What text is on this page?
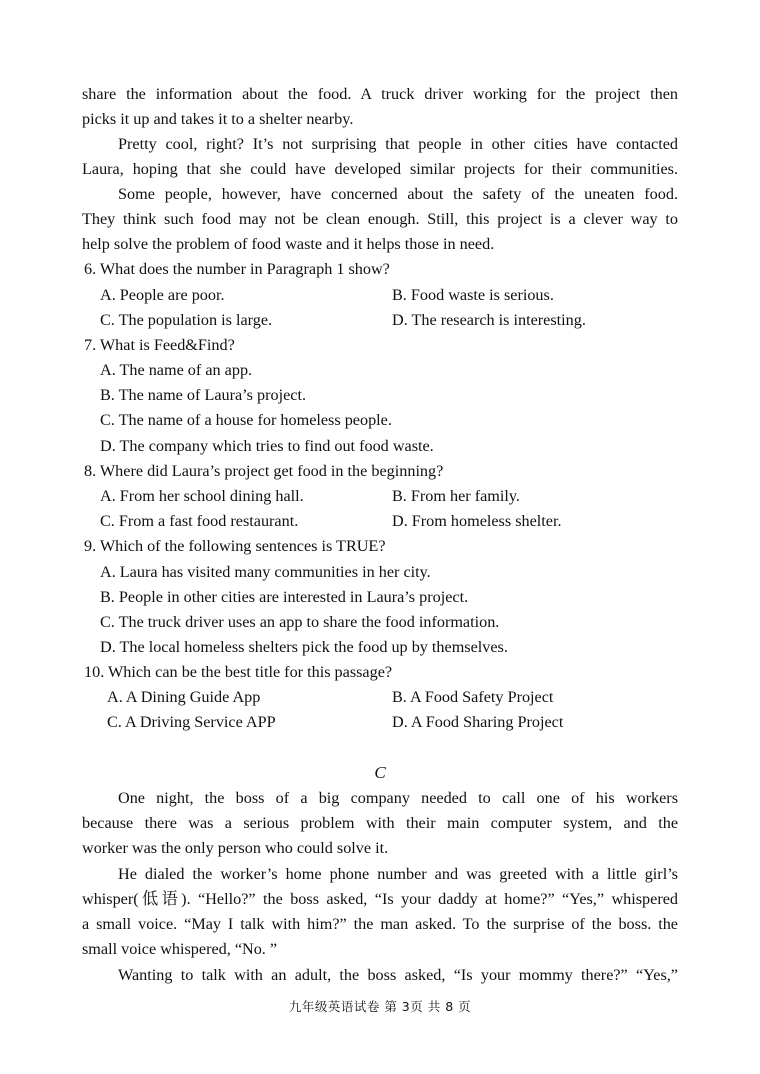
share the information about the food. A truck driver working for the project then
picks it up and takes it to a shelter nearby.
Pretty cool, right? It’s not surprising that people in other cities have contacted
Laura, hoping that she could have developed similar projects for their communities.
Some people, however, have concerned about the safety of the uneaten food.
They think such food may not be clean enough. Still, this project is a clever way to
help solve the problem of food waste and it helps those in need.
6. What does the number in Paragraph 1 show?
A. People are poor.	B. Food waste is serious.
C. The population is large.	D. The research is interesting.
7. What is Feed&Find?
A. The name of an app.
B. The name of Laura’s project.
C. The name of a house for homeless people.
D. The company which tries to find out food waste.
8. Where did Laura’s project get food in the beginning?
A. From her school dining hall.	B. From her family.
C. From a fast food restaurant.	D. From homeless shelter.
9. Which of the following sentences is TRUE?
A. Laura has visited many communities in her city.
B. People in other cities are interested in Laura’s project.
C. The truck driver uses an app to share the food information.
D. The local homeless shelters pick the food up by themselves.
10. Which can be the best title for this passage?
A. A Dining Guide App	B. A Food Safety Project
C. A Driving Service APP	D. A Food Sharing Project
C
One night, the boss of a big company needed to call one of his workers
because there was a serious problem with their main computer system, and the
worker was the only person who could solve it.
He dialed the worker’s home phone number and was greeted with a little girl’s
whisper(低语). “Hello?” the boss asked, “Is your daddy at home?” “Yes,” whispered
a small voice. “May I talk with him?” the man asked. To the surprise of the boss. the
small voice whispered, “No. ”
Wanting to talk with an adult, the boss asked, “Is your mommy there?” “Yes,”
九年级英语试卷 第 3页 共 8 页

+ + + + +

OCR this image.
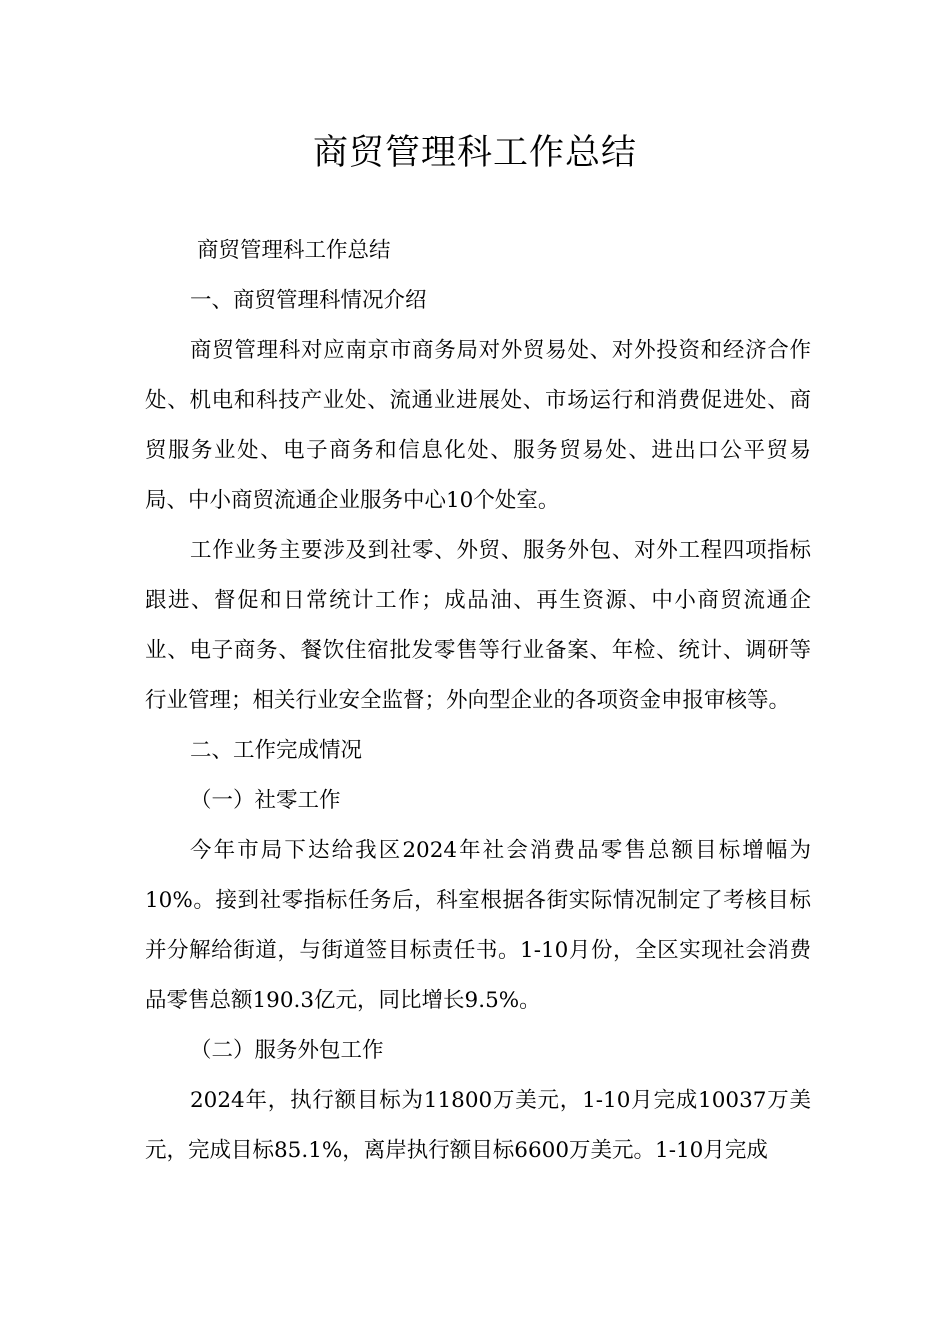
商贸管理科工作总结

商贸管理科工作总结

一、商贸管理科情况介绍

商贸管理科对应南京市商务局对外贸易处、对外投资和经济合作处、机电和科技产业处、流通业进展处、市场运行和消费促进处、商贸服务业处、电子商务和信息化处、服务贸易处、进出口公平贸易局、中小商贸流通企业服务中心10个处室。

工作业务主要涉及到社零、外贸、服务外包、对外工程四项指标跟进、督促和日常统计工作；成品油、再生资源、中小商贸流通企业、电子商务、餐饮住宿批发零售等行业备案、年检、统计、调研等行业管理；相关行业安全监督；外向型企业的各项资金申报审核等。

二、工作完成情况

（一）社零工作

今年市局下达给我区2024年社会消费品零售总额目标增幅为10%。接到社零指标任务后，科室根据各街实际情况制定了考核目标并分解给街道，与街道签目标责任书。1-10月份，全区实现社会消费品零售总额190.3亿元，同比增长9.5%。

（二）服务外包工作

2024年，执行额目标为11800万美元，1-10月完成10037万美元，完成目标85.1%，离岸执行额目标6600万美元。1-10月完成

+ + + + +

For the data above, state only how many lines include the word "whispered".

**RESPONSE TO THIS EXERCISE**.
2